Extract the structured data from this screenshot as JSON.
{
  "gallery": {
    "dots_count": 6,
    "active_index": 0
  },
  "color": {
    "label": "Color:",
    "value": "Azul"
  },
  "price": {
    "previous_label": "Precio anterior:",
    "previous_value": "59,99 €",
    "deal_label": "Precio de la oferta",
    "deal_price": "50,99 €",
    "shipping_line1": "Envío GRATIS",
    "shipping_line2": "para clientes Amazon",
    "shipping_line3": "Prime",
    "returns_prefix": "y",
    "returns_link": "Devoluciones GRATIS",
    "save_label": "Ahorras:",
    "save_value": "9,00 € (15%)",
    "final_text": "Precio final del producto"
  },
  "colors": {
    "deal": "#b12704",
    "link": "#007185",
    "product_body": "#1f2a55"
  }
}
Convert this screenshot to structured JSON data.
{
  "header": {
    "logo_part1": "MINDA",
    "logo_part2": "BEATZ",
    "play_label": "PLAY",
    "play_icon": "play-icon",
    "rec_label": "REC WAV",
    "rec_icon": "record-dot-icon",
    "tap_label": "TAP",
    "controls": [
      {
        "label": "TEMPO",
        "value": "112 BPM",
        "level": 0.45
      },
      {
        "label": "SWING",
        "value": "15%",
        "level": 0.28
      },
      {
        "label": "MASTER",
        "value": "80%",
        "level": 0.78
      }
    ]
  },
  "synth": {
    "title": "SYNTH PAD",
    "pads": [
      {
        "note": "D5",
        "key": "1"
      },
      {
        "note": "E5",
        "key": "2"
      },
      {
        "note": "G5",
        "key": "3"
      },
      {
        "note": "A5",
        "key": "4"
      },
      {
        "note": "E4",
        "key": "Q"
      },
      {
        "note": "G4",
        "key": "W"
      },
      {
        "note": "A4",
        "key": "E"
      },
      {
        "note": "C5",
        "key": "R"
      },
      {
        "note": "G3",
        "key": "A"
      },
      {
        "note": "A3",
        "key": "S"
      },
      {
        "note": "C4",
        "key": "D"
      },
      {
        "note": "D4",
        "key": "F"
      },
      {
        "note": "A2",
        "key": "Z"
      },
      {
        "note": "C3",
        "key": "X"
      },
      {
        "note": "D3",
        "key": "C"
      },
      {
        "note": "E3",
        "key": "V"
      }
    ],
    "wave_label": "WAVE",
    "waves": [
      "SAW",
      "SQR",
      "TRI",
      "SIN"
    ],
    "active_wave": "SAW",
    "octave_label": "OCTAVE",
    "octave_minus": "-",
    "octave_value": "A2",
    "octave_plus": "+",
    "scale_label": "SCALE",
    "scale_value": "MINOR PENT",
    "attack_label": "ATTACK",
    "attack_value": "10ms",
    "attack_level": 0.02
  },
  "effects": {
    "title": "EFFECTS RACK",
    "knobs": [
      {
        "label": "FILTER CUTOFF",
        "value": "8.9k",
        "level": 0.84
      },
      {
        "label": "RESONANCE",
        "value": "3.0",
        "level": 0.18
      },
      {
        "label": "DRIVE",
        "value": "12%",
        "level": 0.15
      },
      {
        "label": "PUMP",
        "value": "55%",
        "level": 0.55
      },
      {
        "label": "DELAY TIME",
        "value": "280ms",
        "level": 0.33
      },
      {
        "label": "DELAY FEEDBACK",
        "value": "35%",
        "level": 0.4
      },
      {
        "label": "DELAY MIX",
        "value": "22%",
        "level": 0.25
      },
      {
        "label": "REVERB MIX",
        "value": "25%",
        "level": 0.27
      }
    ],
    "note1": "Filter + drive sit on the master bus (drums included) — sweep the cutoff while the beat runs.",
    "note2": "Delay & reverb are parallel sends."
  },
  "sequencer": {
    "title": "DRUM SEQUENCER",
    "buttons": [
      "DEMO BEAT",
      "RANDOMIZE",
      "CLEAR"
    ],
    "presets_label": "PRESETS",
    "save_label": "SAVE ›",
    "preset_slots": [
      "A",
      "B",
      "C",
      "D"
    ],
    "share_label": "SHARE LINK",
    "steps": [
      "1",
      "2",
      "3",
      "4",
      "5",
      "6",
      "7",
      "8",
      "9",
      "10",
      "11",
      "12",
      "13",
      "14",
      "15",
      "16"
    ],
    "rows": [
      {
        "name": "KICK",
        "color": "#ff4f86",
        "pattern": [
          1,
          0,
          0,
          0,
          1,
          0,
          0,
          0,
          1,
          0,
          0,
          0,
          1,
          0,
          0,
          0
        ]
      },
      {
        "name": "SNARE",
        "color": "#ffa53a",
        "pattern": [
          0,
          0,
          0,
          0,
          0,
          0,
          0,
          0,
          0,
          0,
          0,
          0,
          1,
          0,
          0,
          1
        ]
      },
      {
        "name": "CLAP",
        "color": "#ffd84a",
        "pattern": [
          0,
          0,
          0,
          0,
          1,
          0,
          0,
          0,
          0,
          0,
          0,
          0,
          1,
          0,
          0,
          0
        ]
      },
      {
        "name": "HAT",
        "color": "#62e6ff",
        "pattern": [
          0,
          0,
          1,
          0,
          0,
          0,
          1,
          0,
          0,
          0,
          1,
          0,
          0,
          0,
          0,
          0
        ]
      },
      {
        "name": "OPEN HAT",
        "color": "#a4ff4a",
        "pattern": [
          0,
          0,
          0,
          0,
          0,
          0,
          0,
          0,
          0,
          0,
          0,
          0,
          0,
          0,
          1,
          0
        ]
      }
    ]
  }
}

---

— What the task requires —
Can you reproduce all the material exactly?

— Exercise answer —
Extract the structured data from this screenshot as JSON.
{
  "gallery": {
    "dots_count": 6,
    "active_index": 0
  },
  "color": {
    "label": "Color:",
    "value": "Azul"
  },
  "price": {
    "previous_label": "Precio anterior:",
    "previous_value": "59,99 €",
    "deal_label": "Precio de la oferta",
    "deal_price": "50,99 €",
    "shipping_line1": "Envío GRATIS",
    "shipping_line2": "para clientes Amazon",
    "shipping_line3": "Prime",
    "returns_prefix": "y",
    "returns_link": "Devoluciones GRATIS",
    "save_label": "Ahorras:",
    "save_value": "9,00 € (15%)",
    "final_text": "Precio final del producto"
  },
  "colors": {
    "deal": "#b12704",
    "link": "#007185",
    "product_body": "#1f2a55"
  }
}
Convert this screenshot to structured JSON data.
{
  "header": {
    "logo_part1": "MINDA",
    "logo_part2": "BEATZ",
    "play_label": "PLAY",
    "play_icon": "play-icon",
    "rec_label": "REC WAV",
    "rec_icon": "record-dot-icon",
    "tap_label": "TAP",
    "controls": [
      {
        "label": "TEMPO",
        "value": "112 BPM",
        "level": 0.45
      },
      {
        "label": "SWING",
        "value": "15%",
        "level": 0.28
      },
      {
        "label": "MASTER",
        "value": "80%",
        "level": 0.78
      }
    ]
  },
  "synth": {
    "title": "SYNTH PAD",
    "pads": [
      {
        "note": "D5",
        "key": "1"
      },
      {
        "note": "E5",
        "key": "2"
      },
      {
        "note": "G5",
        "key": "3"
      },
      {
        "note": "A5",
        "key": "4"
      },
      {
        "note": "E4",
        "key": "Q"
      },
      {
        "note": "G4",
        "key": "W"
      },
      {
        "note": "A4",
        "key": "E"
      },
      {
        "note": "C5",
        "key": "R"
      },
      {
        "note": "G3",
        "key": "A"
      },
      {
        "note": "A3",
        "key": "S"
      },
      {
        "note": "C4",
        "key": "D"
      },
      {
        "note": "D4",
        "key": "F"
      },
      {
        "note": "A2",
        "key": "Z"
      },
      {
        "note": "C3",
        "key": "X"
      },
      {
        "note": "D3",
        "key": "C"
      },
      {
        "note": "E3",
        "key": "V"
      }
    ],
    "wave_label": "WAVE",
    "waves": [
      "SAW",
      "SQR",
      "TRI",
      "SIN"
    ],
    "active_wave": "SAW",
    "octave_label": "OCTAVE",
    "octave_minus": "-",
    "octave_value": "A2",
    "octave_plus": "+",
    "scale_label": "SCALE",
    "scale_value": "MINOR PENT",
    "attack_label": "ATTACK",
    "attack_value": "10ms",
    "attack_level": 0.02
  },
  "effects": {
    "title": "EFFECTS RACK",
    "knobs": [
      {
        "label": "FILTER CUTOFF",
        "value": "8.9k",
        "level": 0.84
      },
      {
        "label": "RESONANCE",
        "value": "3.0",
        "level": 0.18
      },
      {
        "label": "DRIVE",
        "value": "12%",
        "level": 0.15
      },
      {
        "label": "PUMP",
        "value": "55%",
        "level": 0.55
      },
      {
        "label": "DELAY TIME",
        "value": "280ms",
        "level": 0.33
      },
      {
        "label": "DELAY FEEDBACK",
        "value": "35%",
        "level": 0.4
      },
      {
        "label": "DELAY MIX",
        "value": "22%",
        "level": 0.25
      },
      {
        "label": "REVERB MIX",
        "value": "25%",
        "level": 0.27
      }
    ],
    "note1": "Filter + drive sit on the master bus (drums included) — sweep the cutoff while the beat runs.",
    "note2": "Delay & reverb are parallel sends."
  },
  "sequencer": {
    "title": "DRUM SEQUENCER",
    "buttons": [
      "DEMO BEAT",
      "RANDOMIZE",
      "CLEAR"
    ],
    "presets_label": "PRESETS",
    "save_label": "SAVE ›",
    "preset_slots": [
      "A",
      "B",
      "C",
      "D"
    ],
    "share_label": "SHARE LINK",
    "steps": [
      "1",
      "2",
      "3",
      "4",
      "5",
      "6",
      "7",
      "8",
      "9",
      "10",
      "11",
      "12",
      "13",
      "14",
      "15",
      "16"
    ],
    "rows": [
      {
        "name": "KICK",
        "color": "#ff4f86",
        "pattern": [
          1,
          0,
          0,
          0,
          1,
          0,
          0,
          0,
          1,
          0,
          0,
          0,
          1,
          0,
          0,
          0
        ]
      },
      {
        "name": "SNARE",
        "color": "#ffa53a",
        "pattern": [
          0,
          0,
          0,
          0,
          0,
          0,
          0,
          0,
          0,
          0,
          0,
          0,
          1,
          0,
          0,
          1
        ]
      },
      {
        "name": "CLAP",
        "color": "#ffd84a",
        "pattern": [
          0,
          0,
          0,
          0,
          1,
          0,
          0,
          0,
          0,
          0,
          0,
          0,
          1,
          0,
          0,
          0
        ]
      },
      {
        "name": "HAT",
        "color": "#62e6ff",
        "pattern": [
          0,
          0,
          1,
          0,
          0,
          0,
          1,
          0,
          0,
          0,
          1,
          0,
          0,
          0,
          0,
          0
        ]
      },
      {
        "name": "OPEN HAT",
        "color": "#a4ff4a",
        "pattern": [
          0,
          0,
          0,
          0,
          0,
          0,
          0,
          0,
          0,
          0,
          0,
          0,
          0,
          0,
          1,
          0
        ]
      }
    ]
  }
}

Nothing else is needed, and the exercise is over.